WHAT THE EXERCISE ASKS: Locate the string "Boarded" in the records below. Copy every line where it occurs.

EXCERPTED RECORDS:
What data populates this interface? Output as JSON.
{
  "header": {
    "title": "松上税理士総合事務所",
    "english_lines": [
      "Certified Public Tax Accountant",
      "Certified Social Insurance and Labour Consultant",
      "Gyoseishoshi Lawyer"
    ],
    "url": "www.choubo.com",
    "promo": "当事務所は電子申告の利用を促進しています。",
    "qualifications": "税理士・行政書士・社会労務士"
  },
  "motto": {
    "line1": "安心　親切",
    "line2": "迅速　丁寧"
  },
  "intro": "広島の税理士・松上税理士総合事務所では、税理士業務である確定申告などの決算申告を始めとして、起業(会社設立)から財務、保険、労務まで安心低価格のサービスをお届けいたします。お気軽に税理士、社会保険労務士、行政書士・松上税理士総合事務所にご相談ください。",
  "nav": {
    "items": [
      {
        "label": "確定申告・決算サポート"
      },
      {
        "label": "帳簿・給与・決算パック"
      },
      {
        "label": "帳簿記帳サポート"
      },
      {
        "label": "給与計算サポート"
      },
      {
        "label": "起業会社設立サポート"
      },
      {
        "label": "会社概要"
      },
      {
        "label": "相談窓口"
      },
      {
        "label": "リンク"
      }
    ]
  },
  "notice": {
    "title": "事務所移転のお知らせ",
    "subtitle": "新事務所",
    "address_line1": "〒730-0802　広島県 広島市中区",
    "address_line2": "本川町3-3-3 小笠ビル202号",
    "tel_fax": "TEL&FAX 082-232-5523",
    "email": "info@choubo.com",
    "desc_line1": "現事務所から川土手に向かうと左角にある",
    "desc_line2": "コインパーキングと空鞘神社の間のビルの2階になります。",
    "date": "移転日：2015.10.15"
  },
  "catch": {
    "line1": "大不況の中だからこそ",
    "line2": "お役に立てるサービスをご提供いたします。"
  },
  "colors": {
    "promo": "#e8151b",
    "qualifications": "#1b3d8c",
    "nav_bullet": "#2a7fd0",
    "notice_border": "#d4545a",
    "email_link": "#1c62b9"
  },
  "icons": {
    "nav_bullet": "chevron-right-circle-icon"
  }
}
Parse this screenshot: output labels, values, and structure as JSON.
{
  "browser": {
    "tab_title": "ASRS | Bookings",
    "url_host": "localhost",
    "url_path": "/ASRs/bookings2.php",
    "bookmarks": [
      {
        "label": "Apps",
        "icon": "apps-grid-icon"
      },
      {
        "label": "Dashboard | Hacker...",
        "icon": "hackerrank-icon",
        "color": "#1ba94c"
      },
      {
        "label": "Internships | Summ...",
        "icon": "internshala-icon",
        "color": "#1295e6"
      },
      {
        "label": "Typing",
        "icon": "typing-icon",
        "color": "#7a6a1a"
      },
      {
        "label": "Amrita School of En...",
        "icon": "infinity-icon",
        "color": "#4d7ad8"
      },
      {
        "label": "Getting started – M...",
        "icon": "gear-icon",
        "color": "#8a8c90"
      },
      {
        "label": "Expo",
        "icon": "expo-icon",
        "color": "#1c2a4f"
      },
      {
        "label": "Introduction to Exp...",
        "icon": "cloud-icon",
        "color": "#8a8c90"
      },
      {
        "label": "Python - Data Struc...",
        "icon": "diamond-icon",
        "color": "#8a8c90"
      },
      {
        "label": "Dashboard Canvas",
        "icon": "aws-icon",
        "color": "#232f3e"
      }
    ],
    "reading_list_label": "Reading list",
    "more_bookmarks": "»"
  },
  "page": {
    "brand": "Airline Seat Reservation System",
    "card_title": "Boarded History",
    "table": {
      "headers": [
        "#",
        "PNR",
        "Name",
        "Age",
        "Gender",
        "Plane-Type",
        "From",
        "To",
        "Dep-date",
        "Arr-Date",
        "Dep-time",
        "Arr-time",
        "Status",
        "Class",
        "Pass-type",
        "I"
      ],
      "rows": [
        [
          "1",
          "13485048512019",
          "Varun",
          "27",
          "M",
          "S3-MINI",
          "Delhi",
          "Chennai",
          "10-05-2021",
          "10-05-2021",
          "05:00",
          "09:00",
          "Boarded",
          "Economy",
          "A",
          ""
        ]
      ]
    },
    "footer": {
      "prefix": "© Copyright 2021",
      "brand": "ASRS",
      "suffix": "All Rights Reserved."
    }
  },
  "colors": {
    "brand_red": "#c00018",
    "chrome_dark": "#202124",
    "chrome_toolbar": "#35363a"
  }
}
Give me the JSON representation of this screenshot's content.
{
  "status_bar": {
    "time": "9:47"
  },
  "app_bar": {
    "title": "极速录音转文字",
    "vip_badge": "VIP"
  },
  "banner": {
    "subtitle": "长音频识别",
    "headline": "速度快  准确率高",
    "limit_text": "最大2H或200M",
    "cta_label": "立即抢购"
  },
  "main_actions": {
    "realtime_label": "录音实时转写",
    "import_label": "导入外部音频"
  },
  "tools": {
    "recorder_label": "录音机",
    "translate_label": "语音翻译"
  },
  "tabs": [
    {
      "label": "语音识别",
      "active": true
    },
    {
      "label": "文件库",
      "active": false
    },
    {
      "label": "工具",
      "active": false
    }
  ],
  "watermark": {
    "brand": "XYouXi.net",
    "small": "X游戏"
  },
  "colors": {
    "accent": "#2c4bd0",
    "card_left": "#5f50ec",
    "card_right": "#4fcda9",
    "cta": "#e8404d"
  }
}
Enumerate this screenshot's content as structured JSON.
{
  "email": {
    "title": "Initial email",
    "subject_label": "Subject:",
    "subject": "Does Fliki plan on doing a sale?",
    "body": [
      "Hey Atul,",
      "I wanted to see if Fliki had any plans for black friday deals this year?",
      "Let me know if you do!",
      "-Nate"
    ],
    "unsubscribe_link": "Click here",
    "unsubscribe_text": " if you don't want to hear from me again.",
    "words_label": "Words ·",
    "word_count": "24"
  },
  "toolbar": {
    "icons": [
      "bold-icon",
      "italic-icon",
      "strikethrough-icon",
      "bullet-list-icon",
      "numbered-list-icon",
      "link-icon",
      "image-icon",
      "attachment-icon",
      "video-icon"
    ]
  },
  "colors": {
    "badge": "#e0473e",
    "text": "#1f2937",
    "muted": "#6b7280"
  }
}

IN RESPONSE:
    "card_title": "Boarded History",
          "Boarded",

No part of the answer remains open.